**THE DATA:**
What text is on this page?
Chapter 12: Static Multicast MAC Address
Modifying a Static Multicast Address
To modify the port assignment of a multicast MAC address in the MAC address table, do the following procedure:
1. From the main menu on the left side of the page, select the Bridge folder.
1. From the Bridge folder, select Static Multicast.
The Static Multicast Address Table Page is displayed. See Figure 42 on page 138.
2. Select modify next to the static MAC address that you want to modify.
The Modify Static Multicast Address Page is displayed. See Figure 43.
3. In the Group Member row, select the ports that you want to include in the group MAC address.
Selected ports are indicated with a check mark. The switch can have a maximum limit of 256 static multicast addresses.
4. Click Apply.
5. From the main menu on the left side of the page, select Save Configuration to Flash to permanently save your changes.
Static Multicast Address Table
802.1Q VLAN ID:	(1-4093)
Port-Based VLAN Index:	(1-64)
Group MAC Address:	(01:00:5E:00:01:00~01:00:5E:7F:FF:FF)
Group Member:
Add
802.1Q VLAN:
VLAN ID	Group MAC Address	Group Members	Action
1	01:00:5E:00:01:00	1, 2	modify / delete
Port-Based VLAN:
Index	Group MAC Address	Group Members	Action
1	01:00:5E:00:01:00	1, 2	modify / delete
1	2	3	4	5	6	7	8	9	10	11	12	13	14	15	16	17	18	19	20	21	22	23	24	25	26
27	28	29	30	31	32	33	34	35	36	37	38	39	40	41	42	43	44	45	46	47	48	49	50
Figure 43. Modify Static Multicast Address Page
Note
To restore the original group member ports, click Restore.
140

**TASK TO CARRY OUT:**
Every entry above should be retyped exactly as shown.

**SOLUTION:**
What text is on this page?
Chapter 12: Static Multicast MAC Address
Modifying a Static Multicast Address
To modify the port assignment of a multicast MAC address in the MAC address table, do the following procedure:
1. From the main menu on the left side of the page, select the Bridge folder.
1. From the Bridge folder, select Static Multicast.
The Static Multicast Address Table Page is displayed. See Figure 42 on page 138.
2. Select modify next to the static MAC address that you want to modify.
The Modify Static Multicast Address Page is displayed. See Figure 43.
3. In the Group Member row, select the ports that you want to include in the group MAC address.
Selected ports are indicated with a check mark. The switch can have a maximum limit of 256 static multicast addresses.
4. Click Apply.
5. From the main menu on the left side of the page, select Save Configuration to Flash to permanently save your changes.
Static Multicast Address Table
802.1Q VLAN ID:	(1-4093)
Port-Based VLAN Index:	(1-64)
Group MAC Address:	(01:00:5E:00:01:00~01:00:5E:7F:FF:FF)
Group Member:
Add
802.1Q VLAN:
VLAN ID	Group MAC Address	Group Members	Action
1	01:00:5E:00:01:00	1, 2	modify / delete
Port-Based VLAN:
Index	Group MAC Address	Group Members	Action
1	01:00:5E:00:01:00	1, 2	modify / delete
1	2	3	4	5	6	7	8	9	10	11	12	13	14	15	16	17	18	19	20	21	22	23	24	25	26
27	28	29	30	31	32	33	34	35	36	37	38	39	40	41	42	43	44	45	46	47	48	49	50
Figure 43. Modify Static Multicast Address Page
Note
To restore the original group member ports, click Restore.
140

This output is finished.